> EXERCISE INPUTS:
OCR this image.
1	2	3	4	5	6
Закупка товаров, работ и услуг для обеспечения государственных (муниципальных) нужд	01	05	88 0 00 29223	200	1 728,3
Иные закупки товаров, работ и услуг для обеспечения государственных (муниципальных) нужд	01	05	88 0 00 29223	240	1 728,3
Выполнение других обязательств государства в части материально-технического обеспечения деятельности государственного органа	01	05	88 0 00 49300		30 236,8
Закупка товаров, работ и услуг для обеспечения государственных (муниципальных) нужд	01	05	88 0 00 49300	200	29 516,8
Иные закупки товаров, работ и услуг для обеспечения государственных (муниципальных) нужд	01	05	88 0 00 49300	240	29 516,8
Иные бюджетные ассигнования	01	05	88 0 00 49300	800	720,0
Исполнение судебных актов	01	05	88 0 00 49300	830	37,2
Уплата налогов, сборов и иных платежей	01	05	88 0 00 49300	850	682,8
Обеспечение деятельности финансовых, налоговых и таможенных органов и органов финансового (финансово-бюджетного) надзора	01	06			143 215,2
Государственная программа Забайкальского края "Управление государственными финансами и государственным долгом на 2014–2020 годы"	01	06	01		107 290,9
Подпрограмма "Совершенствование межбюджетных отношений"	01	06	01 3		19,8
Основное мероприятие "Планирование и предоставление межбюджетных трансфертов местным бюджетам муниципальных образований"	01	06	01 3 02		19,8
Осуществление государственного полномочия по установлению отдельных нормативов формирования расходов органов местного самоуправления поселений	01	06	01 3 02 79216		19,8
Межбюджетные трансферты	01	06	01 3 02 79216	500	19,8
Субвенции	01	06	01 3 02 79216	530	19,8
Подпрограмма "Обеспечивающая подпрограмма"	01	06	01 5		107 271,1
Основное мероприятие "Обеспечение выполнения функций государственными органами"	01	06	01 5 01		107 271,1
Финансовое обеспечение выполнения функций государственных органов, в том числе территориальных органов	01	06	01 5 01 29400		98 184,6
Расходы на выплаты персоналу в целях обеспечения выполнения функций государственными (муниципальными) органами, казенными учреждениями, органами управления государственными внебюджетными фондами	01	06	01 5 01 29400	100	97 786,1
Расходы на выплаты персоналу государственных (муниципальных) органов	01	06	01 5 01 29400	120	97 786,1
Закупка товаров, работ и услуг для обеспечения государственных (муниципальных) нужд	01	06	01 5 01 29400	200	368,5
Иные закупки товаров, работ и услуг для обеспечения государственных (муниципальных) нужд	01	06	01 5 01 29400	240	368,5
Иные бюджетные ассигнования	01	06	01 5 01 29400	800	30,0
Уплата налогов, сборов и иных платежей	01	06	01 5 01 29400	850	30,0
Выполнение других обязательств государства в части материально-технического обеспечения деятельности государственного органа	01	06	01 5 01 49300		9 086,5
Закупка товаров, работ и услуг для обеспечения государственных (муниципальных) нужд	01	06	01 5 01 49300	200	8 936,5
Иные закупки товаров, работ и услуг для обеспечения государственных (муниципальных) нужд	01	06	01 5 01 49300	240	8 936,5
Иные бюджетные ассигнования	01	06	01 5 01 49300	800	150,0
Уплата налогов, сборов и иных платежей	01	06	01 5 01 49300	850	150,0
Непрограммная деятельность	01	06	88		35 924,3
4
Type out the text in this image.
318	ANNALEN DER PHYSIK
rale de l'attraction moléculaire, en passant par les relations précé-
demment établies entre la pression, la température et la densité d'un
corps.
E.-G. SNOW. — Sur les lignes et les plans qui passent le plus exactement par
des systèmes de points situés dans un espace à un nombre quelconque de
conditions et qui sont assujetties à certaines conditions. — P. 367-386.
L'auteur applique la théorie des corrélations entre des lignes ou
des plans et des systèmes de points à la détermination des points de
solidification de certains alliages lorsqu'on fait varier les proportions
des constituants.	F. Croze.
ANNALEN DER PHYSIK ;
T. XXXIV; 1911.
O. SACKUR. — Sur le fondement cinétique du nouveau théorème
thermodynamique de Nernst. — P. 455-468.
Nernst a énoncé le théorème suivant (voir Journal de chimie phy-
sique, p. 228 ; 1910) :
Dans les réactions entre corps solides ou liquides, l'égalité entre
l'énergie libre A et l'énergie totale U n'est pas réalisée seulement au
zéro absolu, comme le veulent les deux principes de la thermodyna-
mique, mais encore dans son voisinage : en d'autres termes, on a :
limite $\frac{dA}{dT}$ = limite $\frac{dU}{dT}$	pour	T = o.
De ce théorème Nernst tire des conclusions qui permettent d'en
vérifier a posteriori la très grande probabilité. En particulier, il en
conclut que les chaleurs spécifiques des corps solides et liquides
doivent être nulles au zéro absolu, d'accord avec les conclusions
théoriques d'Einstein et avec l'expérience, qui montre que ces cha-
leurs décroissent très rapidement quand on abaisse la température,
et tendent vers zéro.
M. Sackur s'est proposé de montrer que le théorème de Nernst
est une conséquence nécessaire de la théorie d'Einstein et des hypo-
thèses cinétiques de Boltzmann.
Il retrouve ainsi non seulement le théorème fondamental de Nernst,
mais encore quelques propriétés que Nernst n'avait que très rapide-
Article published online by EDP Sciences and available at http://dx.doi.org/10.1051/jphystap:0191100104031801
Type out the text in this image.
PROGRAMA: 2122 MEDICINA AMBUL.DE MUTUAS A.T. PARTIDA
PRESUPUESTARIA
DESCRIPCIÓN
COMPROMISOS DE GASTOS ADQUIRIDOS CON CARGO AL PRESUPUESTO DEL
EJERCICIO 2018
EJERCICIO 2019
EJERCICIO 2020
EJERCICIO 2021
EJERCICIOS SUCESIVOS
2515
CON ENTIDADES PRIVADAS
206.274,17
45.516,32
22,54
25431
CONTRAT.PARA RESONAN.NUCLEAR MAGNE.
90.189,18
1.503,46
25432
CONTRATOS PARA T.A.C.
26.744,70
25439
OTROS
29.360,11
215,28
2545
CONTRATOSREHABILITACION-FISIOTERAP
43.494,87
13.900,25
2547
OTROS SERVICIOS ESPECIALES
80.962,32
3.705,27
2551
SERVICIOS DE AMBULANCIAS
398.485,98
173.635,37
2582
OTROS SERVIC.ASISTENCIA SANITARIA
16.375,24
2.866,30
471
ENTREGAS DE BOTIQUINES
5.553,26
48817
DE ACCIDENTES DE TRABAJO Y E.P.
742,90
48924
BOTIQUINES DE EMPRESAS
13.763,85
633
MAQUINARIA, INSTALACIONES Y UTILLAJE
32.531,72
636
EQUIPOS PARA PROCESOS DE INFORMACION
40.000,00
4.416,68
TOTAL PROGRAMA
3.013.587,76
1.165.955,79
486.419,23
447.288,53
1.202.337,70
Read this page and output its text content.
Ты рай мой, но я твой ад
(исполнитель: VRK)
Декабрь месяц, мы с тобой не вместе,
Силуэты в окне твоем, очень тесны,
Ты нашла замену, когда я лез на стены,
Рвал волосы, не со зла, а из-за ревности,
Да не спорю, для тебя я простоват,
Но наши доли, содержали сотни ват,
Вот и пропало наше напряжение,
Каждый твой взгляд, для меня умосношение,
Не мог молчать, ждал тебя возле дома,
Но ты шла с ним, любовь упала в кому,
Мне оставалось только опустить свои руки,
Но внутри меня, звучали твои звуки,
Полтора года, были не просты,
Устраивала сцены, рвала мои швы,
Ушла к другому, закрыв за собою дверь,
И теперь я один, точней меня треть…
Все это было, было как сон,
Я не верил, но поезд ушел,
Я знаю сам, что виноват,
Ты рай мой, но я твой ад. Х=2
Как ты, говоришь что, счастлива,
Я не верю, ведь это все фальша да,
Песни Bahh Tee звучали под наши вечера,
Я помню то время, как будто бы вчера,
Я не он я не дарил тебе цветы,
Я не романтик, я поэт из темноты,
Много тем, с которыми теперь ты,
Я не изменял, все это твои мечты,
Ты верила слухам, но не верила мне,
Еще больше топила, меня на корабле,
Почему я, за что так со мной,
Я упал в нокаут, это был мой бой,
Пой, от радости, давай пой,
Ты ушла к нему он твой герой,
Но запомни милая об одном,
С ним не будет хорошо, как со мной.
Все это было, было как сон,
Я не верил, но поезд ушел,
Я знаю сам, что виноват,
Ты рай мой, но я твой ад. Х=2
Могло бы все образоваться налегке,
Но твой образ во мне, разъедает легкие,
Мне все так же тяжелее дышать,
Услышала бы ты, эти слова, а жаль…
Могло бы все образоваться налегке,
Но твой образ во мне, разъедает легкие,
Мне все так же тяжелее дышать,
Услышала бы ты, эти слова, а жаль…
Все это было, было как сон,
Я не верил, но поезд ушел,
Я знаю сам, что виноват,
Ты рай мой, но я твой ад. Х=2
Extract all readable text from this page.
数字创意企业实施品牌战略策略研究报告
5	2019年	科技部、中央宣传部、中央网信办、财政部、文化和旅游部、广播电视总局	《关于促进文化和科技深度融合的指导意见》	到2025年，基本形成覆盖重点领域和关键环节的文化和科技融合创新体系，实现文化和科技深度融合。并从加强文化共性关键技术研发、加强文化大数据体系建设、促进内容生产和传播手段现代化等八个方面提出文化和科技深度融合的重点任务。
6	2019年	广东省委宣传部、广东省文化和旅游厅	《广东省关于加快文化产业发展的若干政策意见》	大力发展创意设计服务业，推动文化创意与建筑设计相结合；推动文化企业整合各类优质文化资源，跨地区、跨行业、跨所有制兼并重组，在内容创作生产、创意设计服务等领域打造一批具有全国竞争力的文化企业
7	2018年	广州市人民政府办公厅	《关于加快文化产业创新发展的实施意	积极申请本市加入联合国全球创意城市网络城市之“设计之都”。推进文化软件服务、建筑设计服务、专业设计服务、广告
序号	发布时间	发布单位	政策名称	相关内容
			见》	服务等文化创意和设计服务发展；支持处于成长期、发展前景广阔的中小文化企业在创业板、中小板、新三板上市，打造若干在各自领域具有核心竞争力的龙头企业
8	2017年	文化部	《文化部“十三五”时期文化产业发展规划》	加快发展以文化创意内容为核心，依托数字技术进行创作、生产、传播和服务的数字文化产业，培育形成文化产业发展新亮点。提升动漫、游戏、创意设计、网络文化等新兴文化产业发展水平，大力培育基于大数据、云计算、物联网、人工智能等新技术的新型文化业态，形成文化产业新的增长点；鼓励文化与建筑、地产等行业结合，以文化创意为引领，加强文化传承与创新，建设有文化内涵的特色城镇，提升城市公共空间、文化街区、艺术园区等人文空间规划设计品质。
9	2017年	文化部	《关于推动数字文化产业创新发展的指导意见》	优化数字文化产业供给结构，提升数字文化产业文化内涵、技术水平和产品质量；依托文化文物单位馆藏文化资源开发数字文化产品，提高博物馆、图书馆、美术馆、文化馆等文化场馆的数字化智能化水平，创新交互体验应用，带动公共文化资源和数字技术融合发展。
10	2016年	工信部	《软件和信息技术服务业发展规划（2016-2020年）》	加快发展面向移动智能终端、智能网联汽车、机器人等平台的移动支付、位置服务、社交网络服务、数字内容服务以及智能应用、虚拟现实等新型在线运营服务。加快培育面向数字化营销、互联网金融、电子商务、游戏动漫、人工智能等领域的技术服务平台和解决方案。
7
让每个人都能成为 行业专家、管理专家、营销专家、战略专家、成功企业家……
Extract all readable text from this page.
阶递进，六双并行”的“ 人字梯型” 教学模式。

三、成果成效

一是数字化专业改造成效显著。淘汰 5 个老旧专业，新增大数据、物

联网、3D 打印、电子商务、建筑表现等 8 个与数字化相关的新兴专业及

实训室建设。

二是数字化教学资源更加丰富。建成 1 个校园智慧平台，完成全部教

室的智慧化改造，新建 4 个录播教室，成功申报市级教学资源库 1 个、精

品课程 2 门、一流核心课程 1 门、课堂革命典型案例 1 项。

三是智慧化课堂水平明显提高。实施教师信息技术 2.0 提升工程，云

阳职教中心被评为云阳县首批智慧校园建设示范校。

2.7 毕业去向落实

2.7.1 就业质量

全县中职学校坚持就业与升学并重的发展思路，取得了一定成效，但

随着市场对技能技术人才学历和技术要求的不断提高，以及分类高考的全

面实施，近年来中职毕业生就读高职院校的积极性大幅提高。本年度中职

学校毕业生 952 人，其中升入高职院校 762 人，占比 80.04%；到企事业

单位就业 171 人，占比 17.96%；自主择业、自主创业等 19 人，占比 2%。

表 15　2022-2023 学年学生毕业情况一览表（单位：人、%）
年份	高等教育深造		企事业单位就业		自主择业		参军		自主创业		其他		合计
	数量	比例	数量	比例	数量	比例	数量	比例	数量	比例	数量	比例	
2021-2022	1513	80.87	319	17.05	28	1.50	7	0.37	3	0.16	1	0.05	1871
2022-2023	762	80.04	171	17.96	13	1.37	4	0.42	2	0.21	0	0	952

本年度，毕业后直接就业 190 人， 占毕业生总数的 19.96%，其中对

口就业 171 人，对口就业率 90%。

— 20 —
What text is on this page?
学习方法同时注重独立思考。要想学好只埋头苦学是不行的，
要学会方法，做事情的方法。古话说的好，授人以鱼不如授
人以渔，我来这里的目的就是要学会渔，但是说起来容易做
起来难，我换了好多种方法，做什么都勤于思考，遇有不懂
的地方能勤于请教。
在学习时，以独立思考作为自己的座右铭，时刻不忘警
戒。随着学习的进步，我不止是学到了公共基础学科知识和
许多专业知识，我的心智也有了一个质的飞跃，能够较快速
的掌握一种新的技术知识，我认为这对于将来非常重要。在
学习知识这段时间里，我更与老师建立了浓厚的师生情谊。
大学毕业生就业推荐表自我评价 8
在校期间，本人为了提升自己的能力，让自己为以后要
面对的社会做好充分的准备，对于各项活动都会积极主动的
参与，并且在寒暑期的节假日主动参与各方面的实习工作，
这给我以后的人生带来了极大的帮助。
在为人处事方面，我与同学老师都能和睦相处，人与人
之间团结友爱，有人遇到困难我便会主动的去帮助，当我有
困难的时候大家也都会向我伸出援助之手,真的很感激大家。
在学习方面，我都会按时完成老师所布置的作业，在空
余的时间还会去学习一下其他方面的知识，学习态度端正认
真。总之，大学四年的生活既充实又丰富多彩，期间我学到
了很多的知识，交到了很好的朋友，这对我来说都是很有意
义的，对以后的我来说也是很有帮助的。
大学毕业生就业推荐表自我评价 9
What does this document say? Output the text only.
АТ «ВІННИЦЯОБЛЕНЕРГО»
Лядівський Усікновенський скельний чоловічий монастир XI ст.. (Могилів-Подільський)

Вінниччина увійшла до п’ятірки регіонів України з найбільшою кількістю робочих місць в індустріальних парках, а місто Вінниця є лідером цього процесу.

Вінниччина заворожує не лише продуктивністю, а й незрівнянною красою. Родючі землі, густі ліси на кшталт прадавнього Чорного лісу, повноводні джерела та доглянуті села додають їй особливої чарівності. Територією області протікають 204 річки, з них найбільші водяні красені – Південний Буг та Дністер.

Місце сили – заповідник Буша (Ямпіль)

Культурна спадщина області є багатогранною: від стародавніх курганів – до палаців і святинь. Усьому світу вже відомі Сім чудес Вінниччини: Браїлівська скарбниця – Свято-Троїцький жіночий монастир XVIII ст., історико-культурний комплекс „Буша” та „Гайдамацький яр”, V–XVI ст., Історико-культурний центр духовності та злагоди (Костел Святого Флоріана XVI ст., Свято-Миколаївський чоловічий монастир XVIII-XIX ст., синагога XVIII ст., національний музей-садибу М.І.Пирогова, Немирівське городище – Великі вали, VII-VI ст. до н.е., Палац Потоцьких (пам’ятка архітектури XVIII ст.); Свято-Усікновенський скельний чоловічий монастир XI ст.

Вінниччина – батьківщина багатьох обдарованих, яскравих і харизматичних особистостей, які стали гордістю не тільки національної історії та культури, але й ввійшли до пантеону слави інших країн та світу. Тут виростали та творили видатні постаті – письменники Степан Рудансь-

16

> TASK DESCRIPTION:
Go through the records and gather the lines that hold "encore".

> FULL ANSWER:
mique, mais encore dans son voisinage : en d'autres termes, on a :
mais encore quelques propriétés que Nernst n'avait que très rapide-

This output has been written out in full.